▶ [What to work on]:
Give only the number of lines below that contain the word "left".
====================
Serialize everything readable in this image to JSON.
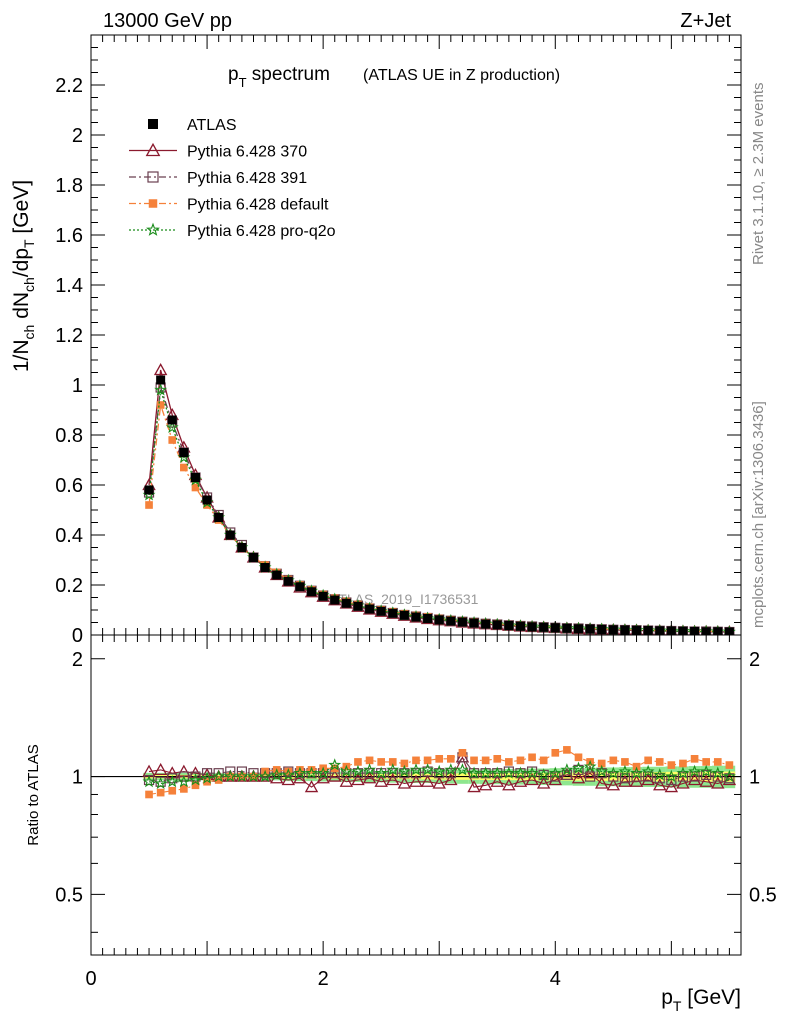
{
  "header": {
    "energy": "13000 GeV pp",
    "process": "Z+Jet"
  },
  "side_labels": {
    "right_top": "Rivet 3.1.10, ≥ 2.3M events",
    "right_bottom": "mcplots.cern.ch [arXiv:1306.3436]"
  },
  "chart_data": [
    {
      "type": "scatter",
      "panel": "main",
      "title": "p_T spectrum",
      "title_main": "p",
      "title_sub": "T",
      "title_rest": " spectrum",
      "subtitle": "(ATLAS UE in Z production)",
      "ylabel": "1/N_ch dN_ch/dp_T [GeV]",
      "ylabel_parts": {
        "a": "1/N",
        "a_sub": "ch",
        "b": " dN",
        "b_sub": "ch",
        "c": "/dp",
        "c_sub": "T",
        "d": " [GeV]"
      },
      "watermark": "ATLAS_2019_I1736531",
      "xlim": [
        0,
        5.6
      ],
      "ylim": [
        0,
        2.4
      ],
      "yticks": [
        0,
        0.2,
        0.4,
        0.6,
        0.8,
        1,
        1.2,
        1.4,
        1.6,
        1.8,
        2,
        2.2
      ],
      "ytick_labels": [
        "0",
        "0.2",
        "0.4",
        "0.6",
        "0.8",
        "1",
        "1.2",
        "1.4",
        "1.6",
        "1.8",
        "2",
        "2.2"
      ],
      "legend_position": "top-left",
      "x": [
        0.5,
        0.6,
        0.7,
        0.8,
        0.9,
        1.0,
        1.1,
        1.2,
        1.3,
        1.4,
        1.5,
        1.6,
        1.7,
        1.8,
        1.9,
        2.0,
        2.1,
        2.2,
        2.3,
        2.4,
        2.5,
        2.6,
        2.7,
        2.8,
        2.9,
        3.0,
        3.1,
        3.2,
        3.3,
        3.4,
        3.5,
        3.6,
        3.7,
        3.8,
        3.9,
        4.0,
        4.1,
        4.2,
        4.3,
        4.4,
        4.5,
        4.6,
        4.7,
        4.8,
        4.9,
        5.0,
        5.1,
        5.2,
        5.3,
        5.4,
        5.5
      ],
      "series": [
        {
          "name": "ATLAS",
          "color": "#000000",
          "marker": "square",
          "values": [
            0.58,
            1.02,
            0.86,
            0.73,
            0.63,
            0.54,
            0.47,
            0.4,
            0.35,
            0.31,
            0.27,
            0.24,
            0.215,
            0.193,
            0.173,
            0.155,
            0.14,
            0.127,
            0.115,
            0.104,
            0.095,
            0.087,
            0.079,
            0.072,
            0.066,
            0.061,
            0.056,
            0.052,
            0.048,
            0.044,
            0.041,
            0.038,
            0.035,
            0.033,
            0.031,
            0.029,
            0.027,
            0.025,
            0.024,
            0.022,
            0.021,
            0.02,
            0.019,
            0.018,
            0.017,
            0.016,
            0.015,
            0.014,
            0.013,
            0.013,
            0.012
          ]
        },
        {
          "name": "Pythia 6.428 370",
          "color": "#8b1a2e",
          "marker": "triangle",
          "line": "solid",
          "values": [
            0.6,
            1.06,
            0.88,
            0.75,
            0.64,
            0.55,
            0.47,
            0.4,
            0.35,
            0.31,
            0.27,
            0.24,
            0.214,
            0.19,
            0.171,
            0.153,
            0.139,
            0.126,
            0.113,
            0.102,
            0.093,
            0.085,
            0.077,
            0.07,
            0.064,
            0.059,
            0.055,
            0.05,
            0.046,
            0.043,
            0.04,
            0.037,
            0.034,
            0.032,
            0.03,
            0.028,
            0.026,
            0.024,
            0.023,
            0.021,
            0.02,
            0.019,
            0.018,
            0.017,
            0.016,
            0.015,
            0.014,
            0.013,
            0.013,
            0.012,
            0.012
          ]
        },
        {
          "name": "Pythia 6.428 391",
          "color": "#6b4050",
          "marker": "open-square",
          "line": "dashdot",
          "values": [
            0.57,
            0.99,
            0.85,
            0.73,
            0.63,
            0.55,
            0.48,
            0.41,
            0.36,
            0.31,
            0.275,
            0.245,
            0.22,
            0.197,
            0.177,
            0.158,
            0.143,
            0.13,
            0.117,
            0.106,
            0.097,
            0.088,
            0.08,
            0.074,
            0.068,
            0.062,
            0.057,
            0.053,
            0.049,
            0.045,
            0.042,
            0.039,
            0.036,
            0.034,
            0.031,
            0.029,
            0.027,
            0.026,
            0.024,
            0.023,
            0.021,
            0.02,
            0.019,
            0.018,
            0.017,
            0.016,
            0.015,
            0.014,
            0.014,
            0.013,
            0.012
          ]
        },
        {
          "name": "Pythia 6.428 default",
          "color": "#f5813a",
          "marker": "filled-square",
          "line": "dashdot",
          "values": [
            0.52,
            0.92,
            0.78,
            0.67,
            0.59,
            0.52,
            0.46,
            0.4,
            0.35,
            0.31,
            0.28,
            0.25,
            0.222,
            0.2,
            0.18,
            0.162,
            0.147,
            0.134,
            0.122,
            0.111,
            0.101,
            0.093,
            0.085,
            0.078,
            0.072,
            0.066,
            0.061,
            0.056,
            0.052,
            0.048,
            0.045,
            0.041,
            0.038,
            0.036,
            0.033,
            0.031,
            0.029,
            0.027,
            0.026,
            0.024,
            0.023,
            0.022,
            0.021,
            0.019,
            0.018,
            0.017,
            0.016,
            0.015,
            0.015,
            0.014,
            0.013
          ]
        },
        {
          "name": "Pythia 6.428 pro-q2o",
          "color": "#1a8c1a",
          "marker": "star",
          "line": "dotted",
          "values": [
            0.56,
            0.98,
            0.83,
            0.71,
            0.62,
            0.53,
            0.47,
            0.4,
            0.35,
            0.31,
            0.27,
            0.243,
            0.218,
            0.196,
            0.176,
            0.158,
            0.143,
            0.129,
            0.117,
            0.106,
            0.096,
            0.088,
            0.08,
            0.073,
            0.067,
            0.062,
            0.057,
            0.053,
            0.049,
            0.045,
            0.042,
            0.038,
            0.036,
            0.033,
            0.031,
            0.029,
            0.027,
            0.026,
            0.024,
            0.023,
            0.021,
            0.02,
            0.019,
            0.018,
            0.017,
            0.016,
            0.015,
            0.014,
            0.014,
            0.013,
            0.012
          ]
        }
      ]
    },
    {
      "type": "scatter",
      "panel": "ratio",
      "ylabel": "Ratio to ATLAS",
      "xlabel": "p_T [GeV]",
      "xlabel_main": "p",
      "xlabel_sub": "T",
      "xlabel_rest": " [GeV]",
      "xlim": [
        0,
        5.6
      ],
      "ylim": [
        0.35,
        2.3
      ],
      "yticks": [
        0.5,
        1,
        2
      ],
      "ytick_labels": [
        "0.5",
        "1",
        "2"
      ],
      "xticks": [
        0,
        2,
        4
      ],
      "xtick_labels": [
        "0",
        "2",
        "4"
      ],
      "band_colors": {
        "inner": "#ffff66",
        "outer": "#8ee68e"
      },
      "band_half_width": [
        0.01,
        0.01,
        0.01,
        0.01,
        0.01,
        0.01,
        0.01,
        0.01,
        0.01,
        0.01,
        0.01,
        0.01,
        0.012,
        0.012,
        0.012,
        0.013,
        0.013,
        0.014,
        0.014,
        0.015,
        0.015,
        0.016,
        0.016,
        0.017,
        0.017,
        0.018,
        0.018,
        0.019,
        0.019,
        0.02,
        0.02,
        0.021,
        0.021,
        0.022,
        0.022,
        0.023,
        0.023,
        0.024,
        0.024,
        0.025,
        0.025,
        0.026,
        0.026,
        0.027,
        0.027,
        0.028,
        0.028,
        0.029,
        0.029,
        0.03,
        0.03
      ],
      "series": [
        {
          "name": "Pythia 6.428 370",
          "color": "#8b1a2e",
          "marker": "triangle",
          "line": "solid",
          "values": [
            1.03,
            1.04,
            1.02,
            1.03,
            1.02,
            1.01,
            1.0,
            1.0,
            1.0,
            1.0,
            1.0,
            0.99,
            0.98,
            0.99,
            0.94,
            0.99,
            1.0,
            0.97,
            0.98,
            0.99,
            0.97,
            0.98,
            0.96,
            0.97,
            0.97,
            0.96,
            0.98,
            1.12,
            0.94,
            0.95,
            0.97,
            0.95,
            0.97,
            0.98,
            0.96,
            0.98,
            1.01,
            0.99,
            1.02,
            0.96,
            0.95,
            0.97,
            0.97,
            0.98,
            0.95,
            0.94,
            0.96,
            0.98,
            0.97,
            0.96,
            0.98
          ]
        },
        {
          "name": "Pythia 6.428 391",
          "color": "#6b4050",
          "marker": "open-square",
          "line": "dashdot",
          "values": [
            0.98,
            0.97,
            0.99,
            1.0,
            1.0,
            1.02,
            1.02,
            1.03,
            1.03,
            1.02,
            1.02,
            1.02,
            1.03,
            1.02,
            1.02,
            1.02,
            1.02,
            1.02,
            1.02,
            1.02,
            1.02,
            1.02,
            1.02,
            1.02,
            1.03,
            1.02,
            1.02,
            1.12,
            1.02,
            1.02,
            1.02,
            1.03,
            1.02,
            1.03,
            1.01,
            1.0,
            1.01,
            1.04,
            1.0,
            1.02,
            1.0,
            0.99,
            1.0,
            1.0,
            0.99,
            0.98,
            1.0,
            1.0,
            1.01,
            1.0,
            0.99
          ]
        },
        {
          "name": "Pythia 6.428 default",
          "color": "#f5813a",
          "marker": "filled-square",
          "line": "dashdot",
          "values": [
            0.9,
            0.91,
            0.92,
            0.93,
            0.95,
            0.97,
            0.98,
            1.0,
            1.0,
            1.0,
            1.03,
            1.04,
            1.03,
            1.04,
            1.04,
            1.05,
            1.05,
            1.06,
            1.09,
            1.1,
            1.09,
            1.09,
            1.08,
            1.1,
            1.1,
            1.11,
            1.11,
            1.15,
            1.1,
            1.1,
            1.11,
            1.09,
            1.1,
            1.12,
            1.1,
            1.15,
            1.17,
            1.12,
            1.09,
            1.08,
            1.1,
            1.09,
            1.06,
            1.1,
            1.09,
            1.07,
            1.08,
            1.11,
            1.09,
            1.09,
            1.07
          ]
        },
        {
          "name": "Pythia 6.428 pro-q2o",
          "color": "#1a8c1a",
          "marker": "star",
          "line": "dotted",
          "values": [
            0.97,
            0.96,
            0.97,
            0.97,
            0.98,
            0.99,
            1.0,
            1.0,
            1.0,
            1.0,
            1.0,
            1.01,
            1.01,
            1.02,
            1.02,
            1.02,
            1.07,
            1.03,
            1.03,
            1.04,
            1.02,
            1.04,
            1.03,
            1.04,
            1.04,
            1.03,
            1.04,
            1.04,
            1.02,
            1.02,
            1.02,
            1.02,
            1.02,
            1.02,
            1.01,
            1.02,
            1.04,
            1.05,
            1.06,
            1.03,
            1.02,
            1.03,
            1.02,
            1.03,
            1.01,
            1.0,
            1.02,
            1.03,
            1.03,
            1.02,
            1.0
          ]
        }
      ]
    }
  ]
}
====================
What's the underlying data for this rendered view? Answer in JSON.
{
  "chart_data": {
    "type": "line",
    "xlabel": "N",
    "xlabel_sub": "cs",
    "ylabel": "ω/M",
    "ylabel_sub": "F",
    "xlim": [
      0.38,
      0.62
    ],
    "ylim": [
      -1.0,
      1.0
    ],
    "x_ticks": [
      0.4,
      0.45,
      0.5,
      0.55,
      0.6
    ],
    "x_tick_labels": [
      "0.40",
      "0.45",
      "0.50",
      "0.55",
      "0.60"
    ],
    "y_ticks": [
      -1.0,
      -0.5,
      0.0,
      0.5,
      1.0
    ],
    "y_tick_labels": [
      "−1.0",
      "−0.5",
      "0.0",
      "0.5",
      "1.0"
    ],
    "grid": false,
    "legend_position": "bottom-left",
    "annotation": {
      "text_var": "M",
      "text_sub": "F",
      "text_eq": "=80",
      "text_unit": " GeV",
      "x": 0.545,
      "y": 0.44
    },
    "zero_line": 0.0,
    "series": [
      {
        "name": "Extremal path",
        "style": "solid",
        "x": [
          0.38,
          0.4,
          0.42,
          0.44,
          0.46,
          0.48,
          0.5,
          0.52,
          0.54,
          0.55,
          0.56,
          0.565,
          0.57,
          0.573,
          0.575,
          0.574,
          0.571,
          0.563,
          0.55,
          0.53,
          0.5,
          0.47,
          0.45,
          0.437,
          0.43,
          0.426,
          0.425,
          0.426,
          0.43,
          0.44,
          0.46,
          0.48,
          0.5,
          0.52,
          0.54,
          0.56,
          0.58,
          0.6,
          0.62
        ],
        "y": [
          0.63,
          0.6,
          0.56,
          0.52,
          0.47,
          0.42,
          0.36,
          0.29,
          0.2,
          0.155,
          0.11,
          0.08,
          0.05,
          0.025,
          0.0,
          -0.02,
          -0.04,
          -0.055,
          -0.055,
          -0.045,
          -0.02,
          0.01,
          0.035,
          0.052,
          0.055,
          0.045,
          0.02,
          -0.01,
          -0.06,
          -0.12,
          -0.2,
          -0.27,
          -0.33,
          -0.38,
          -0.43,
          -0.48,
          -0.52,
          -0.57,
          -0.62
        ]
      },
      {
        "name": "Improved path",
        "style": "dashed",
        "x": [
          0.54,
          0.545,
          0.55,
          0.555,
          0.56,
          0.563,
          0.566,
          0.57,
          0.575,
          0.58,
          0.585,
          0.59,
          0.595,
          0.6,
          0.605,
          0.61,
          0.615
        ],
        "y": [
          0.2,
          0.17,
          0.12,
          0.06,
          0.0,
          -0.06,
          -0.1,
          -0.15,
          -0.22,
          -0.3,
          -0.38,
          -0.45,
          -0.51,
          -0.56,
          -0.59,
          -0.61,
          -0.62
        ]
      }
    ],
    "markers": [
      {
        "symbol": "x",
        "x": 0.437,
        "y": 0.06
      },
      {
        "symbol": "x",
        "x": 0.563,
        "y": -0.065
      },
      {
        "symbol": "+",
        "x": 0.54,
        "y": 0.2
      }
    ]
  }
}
====================
▶ [Problem solution]:
2